## WHAT THIS EXERCISE ASKS
1. Answer these questions about the essay on newspaper journalism.
(a) What is the title of the New Yorker story it mentions?
(b) What is the title of the New York Times piece it mentions?
(c) Besides the watchdog role, what two actions does it name as good in Journalism?
2. Return the part of the essay on newspaper journalism from "The New Yorker" to "their own hype?".
3. Write the next part of the essay on the decline of American newspaper journalism, picking up after its final sentence.

** Start SOURCE EXCERPT **

The New Yorker runs a long story, "Out of Print," explaining how American newspaper Journalism is going down the drain. The New York Times runs its own version of this mordant tale, "Paper Cuts," arguing that the very medium that carries the article is in its death throes.

Who will save Journalism?

Not the people who are practicing it: Their primary challenge is the Internet they so enthusiastically embraced without understanding or planning. Those people don't have a clue how to handle the challenge of the Internet.

But what if things aren't as dire as the papers depict?

Or what if they are facing demise because they believe their own hype?

What if, by believing their own prophesies, they are killing themselves?

Who will save newspapers?

Not the people who own them.

Not the people who run them.

Those people are out to destroy the vessels of their employment.

When we think of newspapers in America, we tend to think of the dailies, the chain-owned papers from the Times on down to small-town dailies. But daily newspapers -- chain-owned newspapers -- are not the sum of Journalism. It's just that they embody, in our collective mind, at least, much of what we think is good in Journalism: the watchdog role, comforting the afflicted and afflicting the comfortable. That is what Journalism should do, whether its parent is the newspaper or some other medium. And when we think of that kind of Journalism, we often think of papers like the Times or The Washington Post or maybe the Los Angeles Times, Chicago Tribune, or The Philadelphia Inquirer.

** End SOURCE EXCERPT **
** Start SUPPLIED INFORMATION **

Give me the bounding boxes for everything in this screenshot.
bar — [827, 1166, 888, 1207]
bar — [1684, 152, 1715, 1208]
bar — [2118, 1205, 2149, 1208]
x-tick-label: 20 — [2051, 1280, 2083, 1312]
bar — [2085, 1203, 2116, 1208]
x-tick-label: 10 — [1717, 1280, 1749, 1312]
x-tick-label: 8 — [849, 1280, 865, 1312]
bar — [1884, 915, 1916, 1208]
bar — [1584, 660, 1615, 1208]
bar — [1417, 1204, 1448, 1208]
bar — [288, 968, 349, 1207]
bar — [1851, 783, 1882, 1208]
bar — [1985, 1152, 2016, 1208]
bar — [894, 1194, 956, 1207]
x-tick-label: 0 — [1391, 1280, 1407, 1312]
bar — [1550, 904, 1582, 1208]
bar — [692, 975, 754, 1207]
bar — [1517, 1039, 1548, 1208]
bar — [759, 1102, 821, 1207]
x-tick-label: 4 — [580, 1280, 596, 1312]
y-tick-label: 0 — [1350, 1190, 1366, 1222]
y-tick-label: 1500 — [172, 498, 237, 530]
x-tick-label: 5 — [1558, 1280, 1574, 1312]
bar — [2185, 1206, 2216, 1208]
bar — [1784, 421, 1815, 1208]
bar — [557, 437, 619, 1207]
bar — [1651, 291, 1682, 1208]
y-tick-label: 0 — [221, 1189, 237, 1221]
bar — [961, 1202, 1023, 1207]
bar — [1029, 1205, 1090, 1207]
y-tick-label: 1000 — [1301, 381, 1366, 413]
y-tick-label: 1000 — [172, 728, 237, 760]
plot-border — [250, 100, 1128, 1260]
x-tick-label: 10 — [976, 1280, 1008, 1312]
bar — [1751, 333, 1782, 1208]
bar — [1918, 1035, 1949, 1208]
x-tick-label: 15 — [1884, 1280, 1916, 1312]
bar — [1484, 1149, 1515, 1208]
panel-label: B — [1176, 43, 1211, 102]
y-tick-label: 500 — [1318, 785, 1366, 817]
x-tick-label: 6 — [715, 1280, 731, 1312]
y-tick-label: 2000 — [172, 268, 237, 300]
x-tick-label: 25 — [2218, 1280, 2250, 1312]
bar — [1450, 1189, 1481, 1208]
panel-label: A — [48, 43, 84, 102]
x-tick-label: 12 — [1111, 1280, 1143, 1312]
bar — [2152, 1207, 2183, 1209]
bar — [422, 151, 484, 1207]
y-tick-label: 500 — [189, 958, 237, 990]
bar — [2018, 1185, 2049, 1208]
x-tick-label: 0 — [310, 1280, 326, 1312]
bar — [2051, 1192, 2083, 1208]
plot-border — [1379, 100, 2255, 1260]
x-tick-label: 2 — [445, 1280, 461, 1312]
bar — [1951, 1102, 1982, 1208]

** End SUPPLIED INFORMATION **

## OUTPUTS BY TASK
1.
(a) "Out of Print"
(b) "Paper Cuts"
(c) Comforting the afflicted and afflicting the comfortable.

2.
The New Yorker runs a long story, "Out of Print," explaining how American newspaper Journalism is going down the drain. The New York Times runs its own version of this mordant tale, "Paper Cuts," arguing that the very medium that carries the article is in its death throes.

Who will save Journalism?

Not the people who are practicing it: Their primary challenge is the Internet they so enthusiastically embraced without understanding or planning. Those people don't have a clue how to handle the challenge of the Internet.

But what if things aren't as dire as the papers depict?

Or what if they are facing demise because they believe their own hype?

3.
 

Beacons of Journalism.

All in deep trouble.

If newspapers must go, then Journalism at least is worth saving.

Who will save Journalism?

No lone person can do it. But many people, with the right mindset, could save Journalism, though the newspapers that have provided employment and a means of transmitting Journalism may disappear.

Journalism will be saved only if many people are inspired to practice the craft of reporting and writing about events, people and social processes they find important. Many of these people are now excluded from the ranks of newspaper Journalists.

If Journalism can be saved, then maybe newspapers too can be revived.

There is a prejudice among orthodox, Journalism school-trained Journalists to look down on those who have not taken the same courses, pursued the same prestigious internships, and won the same coveted awards that produced the conventional practitioners--themselves.

Such people -- orthodox Journalists -- will not save Journalism. The saviors of Journalism will come from outside the industry. They will work their way into the craft (NOT a profession!) and, eventually, take over and transform Journalism.

They will accomplish this feat from outside, at first.. They will become paid part-time reporters -- "stringers" -- on the temporary payroll of newspapers.

How will they do this?

By reading this book, Shoestring Reporter, a manual outlining how people who are armed only with eyes, ears and intelligence can, with forethought and discipline, become paid contributors to newspapers.

Shoestring Reporter is part autobiography, in that it explains how I became first a stringer, then a part-time newspaper editor, then a full-time staff reporter on a medium-sized paper. And finally, I was hired, with no formal academic Journalism training, as a full-time staff reporter at the Detroit Free Press, then (1984) the ninth-largest newspaper by circulation in the nation.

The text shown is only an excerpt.